(What you have to do)
Give every entry again, word for word.

(Records for the task)
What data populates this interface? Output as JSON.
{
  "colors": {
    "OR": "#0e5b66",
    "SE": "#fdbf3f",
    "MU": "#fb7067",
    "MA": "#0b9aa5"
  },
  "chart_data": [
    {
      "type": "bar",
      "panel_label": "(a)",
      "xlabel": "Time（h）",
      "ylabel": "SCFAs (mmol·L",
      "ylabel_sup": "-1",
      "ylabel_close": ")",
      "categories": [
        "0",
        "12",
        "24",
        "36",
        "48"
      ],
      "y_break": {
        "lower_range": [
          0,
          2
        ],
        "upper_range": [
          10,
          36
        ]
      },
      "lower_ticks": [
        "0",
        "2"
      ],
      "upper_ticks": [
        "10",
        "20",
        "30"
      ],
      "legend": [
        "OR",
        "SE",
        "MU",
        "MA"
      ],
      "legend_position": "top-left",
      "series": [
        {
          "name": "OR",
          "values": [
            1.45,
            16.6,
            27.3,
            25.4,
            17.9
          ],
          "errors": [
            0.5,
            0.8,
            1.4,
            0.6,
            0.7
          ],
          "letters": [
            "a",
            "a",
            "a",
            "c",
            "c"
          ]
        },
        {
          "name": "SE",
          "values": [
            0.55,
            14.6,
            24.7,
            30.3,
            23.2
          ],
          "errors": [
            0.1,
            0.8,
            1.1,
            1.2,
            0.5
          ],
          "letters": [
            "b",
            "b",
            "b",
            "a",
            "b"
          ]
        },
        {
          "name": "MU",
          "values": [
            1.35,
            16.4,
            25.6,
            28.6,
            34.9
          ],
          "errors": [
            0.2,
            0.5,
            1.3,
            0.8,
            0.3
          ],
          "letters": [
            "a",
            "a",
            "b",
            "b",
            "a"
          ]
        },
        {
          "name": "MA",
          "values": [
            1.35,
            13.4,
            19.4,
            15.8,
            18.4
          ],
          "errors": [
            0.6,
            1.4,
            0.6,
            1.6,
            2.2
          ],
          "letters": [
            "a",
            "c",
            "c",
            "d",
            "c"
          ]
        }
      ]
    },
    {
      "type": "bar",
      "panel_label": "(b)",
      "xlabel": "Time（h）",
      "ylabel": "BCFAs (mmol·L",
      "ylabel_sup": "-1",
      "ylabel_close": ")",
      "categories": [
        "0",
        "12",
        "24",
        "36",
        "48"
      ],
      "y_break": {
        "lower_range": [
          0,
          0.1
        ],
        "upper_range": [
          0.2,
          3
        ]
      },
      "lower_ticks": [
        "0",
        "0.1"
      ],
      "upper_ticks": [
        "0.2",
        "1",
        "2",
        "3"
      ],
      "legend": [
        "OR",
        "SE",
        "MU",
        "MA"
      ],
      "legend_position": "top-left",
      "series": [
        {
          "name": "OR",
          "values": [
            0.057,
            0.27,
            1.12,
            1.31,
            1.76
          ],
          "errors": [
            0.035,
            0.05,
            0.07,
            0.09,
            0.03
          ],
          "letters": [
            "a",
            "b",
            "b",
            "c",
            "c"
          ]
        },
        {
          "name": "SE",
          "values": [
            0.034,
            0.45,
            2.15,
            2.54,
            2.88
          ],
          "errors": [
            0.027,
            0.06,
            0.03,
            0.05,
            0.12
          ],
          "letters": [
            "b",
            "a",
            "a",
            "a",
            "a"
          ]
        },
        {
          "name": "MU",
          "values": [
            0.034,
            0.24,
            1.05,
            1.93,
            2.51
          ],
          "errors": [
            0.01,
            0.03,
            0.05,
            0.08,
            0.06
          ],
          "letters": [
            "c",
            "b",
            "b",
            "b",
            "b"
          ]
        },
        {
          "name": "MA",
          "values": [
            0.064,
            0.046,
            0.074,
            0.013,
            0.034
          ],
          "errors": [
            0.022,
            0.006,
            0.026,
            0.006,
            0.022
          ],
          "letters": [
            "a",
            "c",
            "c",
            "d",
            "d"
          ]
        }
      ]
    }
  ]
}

(Written reply)
What data populates this interface? Output as JSON.
{
  "colors": {
    "OR": "#0e5b66",
    "SE": "#fdbf3f",
    "MU": "#fb7067",
    "MA": "#0b9aa5"
  },
  "chart_data": [
    {
      "type": "bar",
      "panel_label": "(a)",
      "xlabel": "Time（h）",
      "ylabel": "SCFAs (mmol·L",
      "ylabel_sup": "-1",
      "ylabel_close": ")",
      "categories": [
        "0",
        "12",
        "24",
        "36",
        "48"
      ],
      "y_break": {
        "lower_range": [
          0,
          2
        ],
        "upper_range": [
          10,
          36
        ]
      },
      "lower_ticks": [
        "0",
        "2"
      ],
      "upper_ticks": [
        "10",
        "20",
        "30"
      ],
      "legend": [
        "OR",
        "SE",
        "MU",
        "MA"
      ],
      "legend_position": "top-left",
      "series": [
        {
          "name": "OR",
          "values": [
            1.45,
            16.6,
            27.3,
            25.4,
            17.9
          ],
          "errors": [
            0.5,
            0.8,
            1.4,
            0.6,
            0.7
          ],
          "letters": [
            "a",
            "a",
            "a",
            "c",
            "c"
          ]
        },
        {
          "name": "SE",
          "values": [
            0.55,
            14.6,
            24.7,
            30.3,
            23.2
          ],
          "errors": [
            0.1,
            0.8,
            1.1,
            1.2,
            0.5
          ],
          "letters": [
            "b",
            "b",
            "b",
            "a",
            "b"
          ]
        },
        {
          "name": "MU",
          "values": [
            1.35,
            16.4,
            25.6,
            28.6,
            34.9
          ],
          "errors": [
            0.2,
            0.5,
            1.3,
            0.8,
            0.3
          ],
          "letters": [
            "a",
            "a",
            "b",
            "b",
            "a"
          ]
        },
        {
          "name": "MA",
          "values": [
            1.35,
            13.4,
            19.4,
            15.8,
            18.4
          ],
          "errors": [
            0.6,
            1.4,
            0.6,
            1.6,
            2.2
          ],
          "letters": [
            "a",
            "c",
            "c",
            "d",
            "c"
          ]
        }
      ]
    },
    {
      "type": "bar",
      "panel_label": "(b)",
      "xlabel": "Time（h）",
      "ylabel": "BCFAs (mmol·L",
      "ylabel_sup": "-1",
      "ylabel_close": ")",
      "categories": [
        "0",
        "12",
        "24",
        "36",
        "48"
      ],
      "y_break": {
        "lower_range": [
          0,
          0.1
        ],
        "upper_range": [
          0.2,
          3
        ]
      },
      "lower_ticks": [
        "0",
        "0.1"
      ],
      "upper_ticks": [
        "0.2",
        "1",
        "2",
        "3"
      ],
      "legend": [
        "OR",
        "SE",
        "MU",
        "MA"
      ],
      "legend_position": "top-left",
      "series": [
        {
          "name": "OR",
          "values": [
            0.057,
            0.27,
            1.12,
            1.31,
            1.76
          ],
          "errors": [
            0.035,
            0.05,
            0.07,
            0.09,
            0.03
          ],
          "letters": [
            "a",
            "b",
            "b",
            "c",
            "c"
          ]
        },
        {
          "name": "SE",
          "values": [
            0.034,
            0.45,
            2.15,
            2.54,
            2.88
          ],
          "errors": [
            0.027,
            0.06,
            0.03,
            0.05,
            0.12
          ],
          "letters": [
            "b",
            "a",
            "a",
            "a",
            "a"
          ]
        },
        {
          "name": "MU",
          "values": [
            0.034,
            0.24,
            1.05,
            1.93,
            2.51
          ],
          "errors": [
            0.01,
            0.03,
            0.05,
            0.08,
            0.06
          ],
          "letters": [
            "c",
            "b",
            "b",
            "b",
            "b"
          ]
        },
        {
          "name": "MA",
          "values": [
            0.064,
            0.046,
            0.074,
            0.013,
            0.034
          ],
          "errors": [
            0.022,
            0.006,
            0.026,
            0.006,
            0.022
          ],
          "letters": [
            "a",
            "c",
            "c",
            "d",
            "d"
          ]
        }
      ]
    }
  ]
}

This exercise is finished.